## TASK DESCRIPTION
State how many lines include "статей", giving the number by itself.

Dataset items:
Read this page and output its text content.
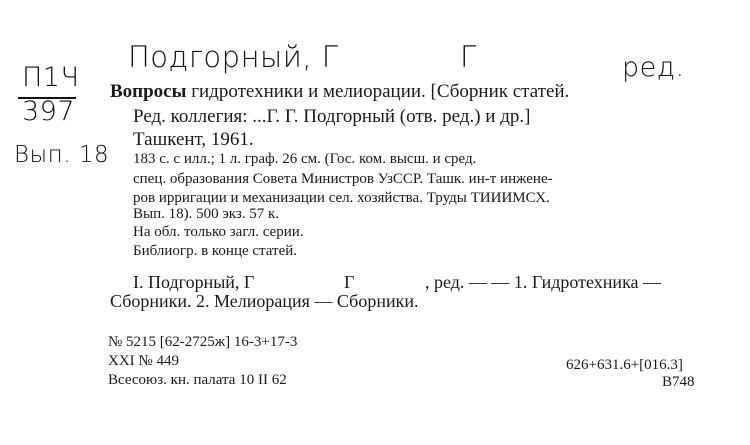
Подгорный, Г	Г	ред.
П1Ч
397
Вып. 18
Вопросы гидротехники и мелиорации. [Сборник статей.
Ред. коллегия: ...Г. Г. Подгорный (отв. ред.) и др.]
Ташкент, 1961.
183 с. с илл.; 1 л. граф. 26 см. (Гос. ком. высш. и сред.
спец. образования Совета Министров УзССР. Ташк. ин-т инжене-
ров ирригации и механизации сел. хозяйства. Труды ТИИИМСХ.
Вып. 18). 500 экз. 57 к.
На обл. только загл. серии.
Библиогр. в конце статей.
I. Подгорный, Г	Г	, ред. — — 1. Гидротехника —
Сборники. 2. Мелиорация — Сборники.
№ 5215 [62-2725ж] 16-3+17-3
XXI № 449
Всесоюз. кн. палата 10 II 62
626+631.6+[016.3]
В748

## REPLY
2